──────── EXTRACTED INFORMATION ────────
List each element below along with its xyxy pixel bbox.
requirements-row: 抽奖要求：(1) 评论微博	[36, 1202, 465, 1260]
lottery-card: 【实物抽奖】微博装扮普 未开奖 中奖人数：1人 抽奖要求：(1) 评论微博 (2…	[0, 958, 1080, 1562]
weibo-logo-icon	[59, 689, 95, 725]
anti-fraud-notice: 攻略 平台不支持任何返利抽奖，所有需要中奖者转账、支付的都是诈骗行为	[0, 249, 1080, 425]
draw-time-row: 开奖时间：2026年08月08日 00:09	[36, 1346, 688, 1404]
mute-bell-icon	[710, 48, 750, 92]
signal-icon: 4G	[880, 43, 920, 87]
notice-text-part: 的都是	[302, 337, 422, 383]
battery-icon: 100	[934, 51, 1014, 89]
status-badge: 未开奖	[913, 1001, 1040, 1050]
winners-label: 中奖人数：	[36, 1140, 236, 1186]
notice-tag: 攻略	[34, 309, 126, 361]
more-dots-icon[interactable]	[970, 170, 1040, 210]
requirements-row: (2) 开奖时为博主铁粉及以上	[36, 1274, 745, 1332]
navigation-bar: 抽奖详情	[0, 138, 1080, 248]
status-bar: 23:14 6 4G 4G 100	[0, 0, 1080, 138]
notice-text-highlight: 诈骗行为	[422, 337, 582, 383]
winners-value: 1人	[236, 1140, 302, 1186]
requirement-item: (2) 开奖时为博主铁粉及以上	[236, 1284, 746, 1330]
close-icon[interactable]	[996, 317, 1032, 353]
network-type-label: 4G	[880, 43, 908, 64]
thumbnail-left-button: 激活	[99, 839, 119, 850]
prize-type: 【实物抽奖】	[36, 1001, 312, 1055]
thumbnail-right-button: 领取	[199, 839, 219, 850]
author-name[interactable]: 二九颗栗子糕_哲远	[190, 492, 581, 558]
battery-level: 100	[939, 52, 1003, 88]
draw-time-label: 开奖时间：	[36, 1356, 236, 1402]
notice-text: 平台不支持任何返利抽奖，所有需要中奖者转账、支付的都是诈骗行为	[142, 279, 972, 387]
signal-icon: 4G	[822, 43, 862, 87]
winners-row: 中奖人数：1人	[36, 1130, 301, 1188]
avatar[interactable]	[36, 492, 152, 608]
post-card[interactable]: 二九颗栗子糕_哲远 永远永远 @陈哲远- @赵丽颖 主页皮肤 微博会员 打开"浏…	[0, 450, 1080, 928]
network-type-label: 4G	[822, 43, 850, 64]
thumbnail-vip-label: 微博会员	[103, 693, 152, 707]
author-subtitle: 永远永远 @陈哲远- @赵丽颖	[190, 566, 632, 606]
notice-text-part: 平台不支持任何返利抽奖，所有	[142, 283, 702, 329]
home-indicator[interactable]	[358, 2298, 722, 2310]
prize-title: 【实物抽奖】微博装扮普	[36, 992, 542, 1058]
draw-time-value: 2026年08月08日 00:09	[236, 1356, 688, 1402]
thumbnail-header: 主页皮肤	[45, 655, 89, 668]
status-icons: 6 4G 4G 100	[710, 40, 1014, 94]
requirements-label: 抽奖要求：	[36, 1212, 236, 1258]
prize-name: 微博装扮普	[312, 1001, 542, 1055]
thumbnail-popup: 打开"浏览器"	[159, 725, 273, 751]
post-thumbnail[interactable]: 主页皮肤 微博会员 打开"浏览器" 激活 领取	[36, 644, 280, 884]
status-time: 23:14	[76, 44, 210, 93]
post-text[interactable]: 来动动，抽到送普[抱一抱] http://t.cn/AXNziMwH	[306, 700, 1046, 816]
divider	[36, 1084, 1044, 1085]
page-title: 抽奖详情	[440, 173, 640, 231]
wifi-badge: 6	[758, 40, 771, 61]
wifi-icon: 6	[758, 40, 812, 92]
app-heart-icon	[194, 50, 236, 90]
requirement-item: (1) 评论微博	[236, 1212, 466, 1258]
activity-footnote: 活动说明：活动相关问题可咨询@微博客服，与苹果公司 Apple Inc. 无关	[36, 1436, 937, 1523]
────────
DIRECTION ::
Can you copy every line of the records above verbatim, from the first line to the last?

RESPONSE BELOW ::
List each element below along with its xyxy pixel bbox.
requirements-row: 抽奖要求：(1) 评论微博	[36, 1202, 465, 1260]
lottery-card: 【实物抽奖】微博装扮普 未开奖 中奖人数：1人 抽奖要求：(1) 评论微博 (2…	[0, 958, 1080, 1562]
weibo-logo-icon	[59, 689, 95, 725]
anti-fraud-notice: 攻略 平台不支持任何返利抽奖，所有需要中奖者转账、支付的都是诈骗行为	[0, 249, 1080, 425]
draw-time-row: 开奖时间：2026年08月08日 00:09	[36, 1346, 688, 1404]
mute-bell-icon	[710, 48, 750, 92]
signal-icon: 4G	[880, 43, 920, 87]
notice-text-part: 的都是	[302, 337, 422, 383]
battery-icon: 100	[934, 51, 1014, 89]
status-badge: 未开奖	[913, 1001, 1040, 1050]
winners-label: 中奖人数：	[36, 1140, 236, 1186]
notice-tag: 攻略	[34, 309, 126, 361]
more-dots-icon[interactable]	[970, 170, 1040, 210]
requirements-row: (2) 开奖时为博主铁粉及以上	[36, 1274, 745, 1332]
navigation-bar: 抽奖详情	[0, 138, 1080, 248]
status-bar: 23:14 6 4G 4G 100	[0, 0, 1080, 138]
notice-text-highlight: 诈骗行为	[422, 337, 582, 383]
winners-value: 1人	[236, 1140, 302, 1186]
requirement-item: (2) 开奖时为博主铁粉及以上	[236, 1284, 746, 1330]
close-icon[interactable]	[996, 317, 1032, 353]
network-type-label: 4G	[880, 43, 908, 64]
thumbnail-left-button: 激活	[99, 839, 119, 850]
prize-type: 【实物抽奖】	[36, 1001, 312, 1055]
thumbnail-right-button: 领取	[199, 839, 219, 850]
author-name[interactable]: 二九颗栗子糕_哲远	[190, 492, 581, 558]
battery-level: 100	[939, 52, 1003, 88]
draw-time-label: 开奖时间：	[36, 1356, 236, 1402]
notice-text: 平台不支持任何返利抽奖，所有需要中奖者转账、支付的都是诈骗行为	[142, 279, 972, 387]
signal-icon: 4G	[822, 43, 862, 87]
winners-row: 中奖人数：1人	[36, 1130, 301, 1188]
avatar[interactable]	[36, 492, 152, 608]
post-card[interactable]: 二九颗栗子糕_哲远 永远永远 @陈哲远- @赵丽颖 主页皮肤 微博会员 打开"浏…	[0, 450, 1080, 928]
network-type-label: 4G	[822, 43, 850, 64]
thumbnail-vip-label: 微博会员	[103, 693, 152, 707]
author-subtitle: 永远永远 @陈哲远- @赵丽颖	[190, 566, 632, 606]
notice-text-part: 平台不支持任何返利抽奖，所有	[142, 283, 702, 329]
home-indicator[interactable]	[358, 2298, 722, 2310]
prize-title: 【实物抽奖】微博装扮普	[36, 992, 542, 1058]
draw-time-value: 2026年08月08日 00:09	[236, 1356, 688, 1402]
thumbnail-header: 主页皮肤	[45, 655, 89, 668]
status-icons: 6 4G 4G 100	[710, 40, 1014, 94]
requirements-label: 抽奖要求：	[36, 1212, 236, 1258]
prize-name: 微博装扮普	[312, 1001, 542, 1055]
thumbnail-popup: 打开"浏览器"	[159, 725, 273, 751]
post-thumbnail[interactable]: 主页皮肤 微博会员 打开"浏览器" 激活 领取	[36, 644, 280, 884]
status-time: 23:14	[76, 44, 210, 93]
post-text[interactable]: 来动动，抽到送普[抱一抱] http://t.cn/AXNziMwH	[306, 700, 1046, 816]
divider	[36, 1084, 1044, 1085]
page-title: 抽奖详情	[440, 173, 640, 231]
wifi-badge: 6	[758, 40, 771, 61]
wifi-icon: 6	[758, 40, 812, 92]
app-heart-icon	[194, 50, 236, 90]
requirement-item: (1) 评论微博	[236, 1212, 466, 1258]
activity-footnote: 活动说明：活动相关问题可咨询@微博客服，与苹果公司 Apple Inc. 无关	[36, 1436, 937, 1523]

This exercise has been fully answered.